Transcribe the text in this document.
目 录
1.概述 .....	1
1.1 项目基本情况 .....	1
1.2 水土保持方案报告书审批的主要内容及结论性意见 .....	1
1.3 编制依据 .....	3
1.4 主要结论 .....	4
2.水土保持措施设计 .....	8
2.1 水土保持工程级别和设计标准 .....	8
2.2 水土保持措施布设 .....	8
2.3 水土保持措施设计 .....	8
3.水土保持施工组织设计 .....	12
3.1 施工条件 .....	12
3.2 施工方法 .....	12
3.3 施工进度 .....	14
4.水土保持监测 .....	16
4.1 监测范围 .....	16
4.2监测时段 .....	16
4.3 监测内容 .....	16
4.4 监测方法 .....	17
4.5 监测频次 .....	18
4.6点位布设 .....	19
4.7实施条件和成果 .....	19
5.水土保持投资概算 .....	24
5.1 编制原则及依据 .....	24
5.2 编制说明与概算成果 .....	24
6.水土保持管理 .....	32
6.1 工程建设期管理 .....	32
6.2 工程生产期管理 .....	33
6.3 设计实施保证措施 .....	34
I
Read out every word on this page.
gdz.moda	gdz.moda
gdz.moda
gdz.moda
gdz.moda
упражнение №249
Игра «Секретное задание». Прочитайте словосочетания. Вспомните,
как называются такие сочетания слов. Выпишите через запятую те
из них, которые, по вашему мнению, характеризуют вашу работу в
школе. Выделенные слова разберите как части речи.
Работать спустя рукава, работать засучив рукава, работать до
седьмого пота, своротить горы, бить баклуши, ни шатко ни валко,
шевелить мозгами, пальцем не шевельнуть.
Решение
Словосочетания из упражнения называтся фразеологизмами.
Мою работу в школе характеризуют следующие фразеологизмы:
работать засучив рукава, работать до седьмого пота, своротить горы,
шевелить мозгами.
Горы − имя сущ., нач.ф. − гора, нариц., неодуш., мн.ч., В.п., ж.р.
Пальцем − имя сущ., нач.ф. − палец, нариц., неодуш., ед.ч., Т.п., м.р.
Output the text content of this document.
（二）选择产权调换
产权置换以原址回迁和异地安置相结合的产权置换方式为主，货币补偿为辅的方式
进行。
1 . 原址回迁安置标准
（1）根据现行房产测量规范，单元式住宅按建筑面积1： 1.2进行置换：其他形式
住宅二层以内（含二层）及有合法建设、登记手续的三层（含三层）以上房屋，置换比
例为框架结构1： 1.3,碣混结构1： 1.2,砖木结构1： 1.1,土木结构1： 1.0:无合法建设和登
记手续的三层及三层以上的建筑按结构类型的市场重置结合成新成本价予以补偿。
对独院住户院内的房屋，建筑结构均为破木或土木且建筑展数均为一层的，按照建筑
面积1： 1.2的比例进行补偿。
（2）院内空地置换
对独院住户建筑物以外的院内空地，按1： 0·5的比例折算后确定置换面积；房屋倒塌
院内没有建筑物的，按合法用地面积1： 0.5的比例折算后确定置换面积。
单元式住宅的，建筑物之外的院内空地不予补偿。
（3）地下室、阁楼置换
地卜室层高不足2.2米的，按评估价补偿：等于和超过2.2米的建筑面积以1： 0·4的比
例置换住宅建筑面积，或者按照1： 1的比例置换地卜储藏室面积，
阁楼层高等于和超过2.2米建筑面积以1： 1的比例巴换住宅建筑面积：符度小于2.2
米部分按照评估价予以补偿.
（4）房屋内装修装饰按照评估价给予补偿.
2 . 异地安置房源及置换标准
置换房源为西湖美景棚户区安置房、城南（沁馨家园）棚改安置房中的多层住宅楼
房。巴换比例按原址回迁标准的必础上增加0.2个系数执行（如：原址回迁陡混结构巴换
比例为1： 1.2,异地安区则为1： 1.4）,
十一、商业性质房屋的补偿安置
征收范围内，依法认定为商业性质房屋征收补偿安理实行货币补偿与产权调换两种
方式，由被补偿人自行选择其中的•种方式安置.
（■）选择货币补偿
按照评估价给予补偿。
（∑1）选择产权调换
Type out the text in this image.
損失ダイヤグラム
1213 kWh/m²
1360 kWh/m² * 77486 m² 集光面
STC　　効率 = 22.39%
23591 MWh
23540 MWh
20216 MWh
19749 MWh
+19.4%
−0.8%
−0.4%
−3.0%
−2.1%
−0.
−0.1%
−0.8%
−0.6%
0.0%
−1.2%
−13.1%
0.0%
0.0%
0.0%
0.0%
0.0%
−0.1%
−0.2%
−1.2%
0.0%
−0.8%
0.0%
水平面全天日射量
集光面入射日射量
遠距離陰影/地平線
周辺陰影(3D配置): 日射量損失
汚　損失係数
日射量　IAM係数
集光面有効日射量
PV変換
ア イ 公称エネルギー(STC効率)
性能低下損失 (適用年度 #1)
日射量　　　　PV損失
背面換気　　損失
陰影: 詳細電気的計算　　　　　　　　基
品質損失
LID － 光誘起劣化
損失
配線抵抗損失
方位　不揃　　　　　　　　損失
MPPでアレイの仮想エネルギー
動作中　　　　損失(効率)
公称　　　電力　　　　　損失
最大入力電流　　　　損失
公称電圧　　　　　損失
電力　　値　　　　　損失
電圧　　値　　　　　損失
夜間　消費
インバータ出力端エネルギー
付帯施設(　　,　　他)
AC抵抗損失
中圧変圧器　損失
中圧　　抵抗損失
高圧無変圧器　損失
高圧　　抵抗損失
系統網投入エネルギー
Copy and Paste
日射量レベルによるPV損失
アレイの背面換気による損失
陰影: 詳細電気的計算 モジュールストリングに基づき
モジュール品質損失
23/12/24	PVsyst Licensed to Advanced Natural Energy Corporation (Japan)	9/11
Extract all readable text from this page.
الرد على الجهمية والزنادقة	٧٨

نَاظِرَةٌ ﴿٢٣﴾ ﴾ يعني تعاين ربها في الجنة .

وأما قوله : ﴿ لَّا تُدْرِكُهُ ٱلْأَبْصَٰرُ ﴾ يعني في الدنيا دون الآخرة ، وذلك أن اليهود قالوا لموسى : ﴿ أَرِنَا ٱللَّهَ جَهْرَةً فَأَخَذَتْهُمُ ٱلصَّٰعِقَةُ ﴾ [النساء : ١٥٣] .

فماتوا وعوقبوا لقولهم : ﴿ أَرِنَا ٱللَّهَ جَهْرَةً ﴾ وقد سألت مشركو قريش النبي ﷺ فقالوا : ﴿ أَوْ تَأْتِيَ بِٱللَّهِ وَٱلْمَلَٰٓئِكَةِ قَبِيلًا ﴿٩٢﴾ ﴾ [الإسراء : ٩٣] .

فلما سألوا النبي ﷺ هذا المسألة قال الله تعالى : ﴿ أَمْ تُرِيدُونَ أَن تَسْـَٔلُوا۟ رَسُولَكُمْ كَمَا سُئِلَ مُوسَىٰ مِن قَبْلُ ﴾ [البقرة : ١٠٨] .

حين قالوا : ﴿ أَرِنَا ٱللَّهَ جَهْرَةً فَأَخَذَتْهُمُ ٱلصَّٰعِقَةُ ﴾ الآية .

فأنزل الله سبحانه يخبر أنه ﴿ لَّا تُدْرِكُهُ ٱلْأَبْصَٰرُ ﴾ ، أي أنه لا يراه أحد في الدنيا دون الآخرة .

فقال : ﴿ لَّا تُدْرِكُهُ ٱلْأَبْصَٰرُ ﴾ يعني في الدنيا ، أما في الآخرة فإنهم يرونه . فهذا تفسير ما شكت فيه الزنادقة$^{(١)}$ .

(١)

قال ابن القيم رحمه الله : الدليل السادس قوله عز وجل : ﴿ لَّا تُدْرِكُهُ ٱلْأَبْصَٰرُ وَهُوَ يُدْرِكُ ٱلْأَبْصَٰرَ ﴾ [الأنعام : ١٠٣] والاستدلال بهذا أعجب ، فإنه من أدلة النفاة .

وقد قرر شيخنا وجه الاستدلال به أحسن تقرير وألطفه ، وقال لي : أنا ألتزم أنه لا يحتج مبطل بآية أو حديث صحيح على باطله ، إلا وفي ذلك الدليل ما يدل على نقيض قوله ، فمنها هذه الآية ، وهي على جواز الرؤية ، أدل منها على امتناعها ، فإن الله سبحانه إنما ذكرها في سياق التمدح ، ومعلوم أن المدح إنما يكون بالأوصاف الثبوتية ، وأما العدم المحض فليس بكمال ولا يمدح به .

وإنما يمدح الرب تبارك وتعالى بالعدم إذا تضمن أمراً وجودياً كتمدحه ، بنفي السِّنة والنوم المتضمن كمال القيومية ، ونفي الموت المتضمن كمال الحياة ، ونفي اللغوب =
--*--
Short task –
Copy every line of the material in which the word "الآخرة" occurs.

Exercise result –
وأما قوله : ﴿ لَّا تُدْرِكُهُ ٱلْأَبْصَٰرُ ﴾ يعني في الدنيا دون الآخرة ، وذلك أن اليهود قالوا لموسى : ﴿ أَرِنَا ٱللَّهَ جَهْرَةً فَأَخَذَتْهُمُ ٱلصَّٰعِقَةُ ﴾ [النساء : ١٥٣] .
فأنزل الله سبحانه يخبر أنه ﴿ لَّا تُدْرِكُهُ ٱلْأَبْصَٰرُ ﴾ ، أي أنه لا يراه أحد في الدنيا دون الآخرة .
فقال : ﴿ لَّا تُدْرِكُهُ ٱلْأَبْصَٰرُ ﴾ يعني في الدنيا ، أما في الآخرة فإنهم يرونه . فهذا تفسير ما شكت فيه الزنادقة$^{(١)}$ .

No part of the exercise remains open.